Rewrite the items from the first line through the line that contains "bar-sha50-1 <box>532 205 553 249</box>", changing "legend-swatch" to "legend-marker" and leaving everything else as it is.

-- Exercise materials start --

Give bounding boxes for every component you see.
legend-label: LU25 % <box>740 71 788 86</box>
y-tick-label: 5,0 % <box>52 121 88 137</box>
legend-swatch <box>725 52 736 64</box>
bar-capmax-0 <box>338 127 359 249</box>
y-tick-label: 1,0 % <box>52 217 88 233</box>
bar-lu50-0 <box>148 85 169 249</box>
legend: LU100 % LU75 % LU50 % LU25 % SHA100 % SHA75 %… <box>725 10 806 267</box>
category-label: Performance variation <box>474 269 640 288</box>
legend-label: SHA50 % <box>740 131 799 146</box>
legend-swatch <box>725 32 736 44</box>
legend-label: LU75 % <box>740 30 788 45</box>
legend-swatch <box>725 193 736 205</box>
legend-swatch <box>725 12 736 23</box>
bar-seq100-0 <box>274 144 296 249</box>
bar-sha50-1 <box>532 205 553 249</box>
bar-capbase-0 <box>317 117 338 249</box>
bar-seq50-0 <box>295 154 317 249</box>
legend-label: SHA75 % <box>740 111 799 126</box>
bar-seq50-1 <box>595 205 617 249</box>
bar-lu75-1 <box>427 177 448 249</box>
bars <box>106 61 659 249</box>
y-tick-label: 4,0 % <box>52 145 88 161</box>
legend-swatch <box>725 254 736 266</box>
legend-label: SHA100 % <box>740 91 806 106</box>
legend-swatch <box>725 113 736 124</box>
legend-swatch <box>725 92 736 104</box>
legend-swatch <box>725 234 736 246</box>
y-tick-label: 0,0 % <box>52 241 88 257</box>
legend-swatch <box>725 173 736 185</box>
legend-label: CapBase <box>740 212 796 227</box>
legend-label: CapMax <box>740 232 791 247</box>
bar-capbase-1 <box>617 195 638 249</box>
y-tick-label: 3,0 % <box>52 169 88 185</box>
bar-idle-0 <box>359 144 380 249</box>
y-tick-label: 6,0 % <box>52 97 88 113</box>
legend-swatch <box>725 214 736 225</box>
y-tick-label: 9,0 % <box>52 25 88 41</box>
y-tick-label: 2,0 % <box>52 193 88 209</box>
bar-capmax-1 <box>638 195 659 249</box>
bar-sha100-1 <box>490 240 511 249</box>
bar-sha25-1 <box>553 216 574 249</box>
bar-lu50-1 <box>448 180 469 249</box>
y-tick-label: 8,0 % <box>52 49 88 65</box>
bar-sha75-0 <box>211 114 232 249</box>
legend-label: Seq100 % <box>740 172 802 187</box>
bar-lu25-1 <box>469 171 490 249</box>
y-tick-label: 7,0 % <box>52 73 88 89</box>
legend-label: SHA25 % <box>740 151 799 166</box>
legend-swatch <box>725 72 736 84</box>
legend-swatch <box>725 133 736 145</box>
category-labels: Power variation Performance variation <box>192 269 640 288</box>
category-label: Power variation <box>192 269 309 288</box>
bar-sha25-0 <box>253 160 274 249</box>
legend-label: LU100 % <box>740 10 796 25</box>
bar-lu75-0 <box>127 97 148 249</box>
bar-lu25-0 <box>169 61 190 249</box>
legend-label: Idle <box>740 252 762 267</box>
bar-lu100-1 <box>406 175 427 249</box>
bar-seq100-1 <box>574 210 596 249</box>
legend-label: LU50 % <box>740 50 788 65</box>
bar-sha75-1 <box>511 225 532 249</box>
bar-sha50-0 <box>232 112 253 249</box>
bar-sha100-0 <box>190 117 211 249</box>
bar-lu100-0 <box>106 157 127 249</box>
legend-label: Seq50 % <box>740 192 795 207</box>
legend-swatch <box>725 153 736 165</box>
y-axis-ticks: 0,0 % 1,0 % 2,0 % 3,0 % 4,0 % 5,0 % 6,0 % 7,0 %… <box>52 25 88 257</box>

-- Exercise materials end --

* Answer to the task:
Give bounding boxes for every component you see.
legend-label: LU25 % <box>740 71 788 86</box>
y-tick-label: 5,0 % <box>52 121 88 137</box>
legend-marker <box>725 52 736 64</box>
bar-capmax-0 <box>338 127 359 249</box>
y-tick-label: 1,0 % <box>52 217 88 233</box>
bar-lu50-0 <box>148 85 169 249</box>
legend: LU100 % LU75 % LU50 % LU25 % SHA100 % SHA75 %… <box>725 10 806 267</box>
category-label: Performance variation <box>474 269 640 288</box>
legend-label: SHA50 % <box>740 131 799 146</box>
legend-marker <box>725 32 736 44</box>
legend-label: LU75 % <box>740 30 788 45</box>
legend-marker <box>725 193 736 205</box>
legend-marker <box>725 12 736 23</box>
bar-seq100-0 <box>274 144 296 249</box>
bar-sha50-1 <box>532 205 553 249</box>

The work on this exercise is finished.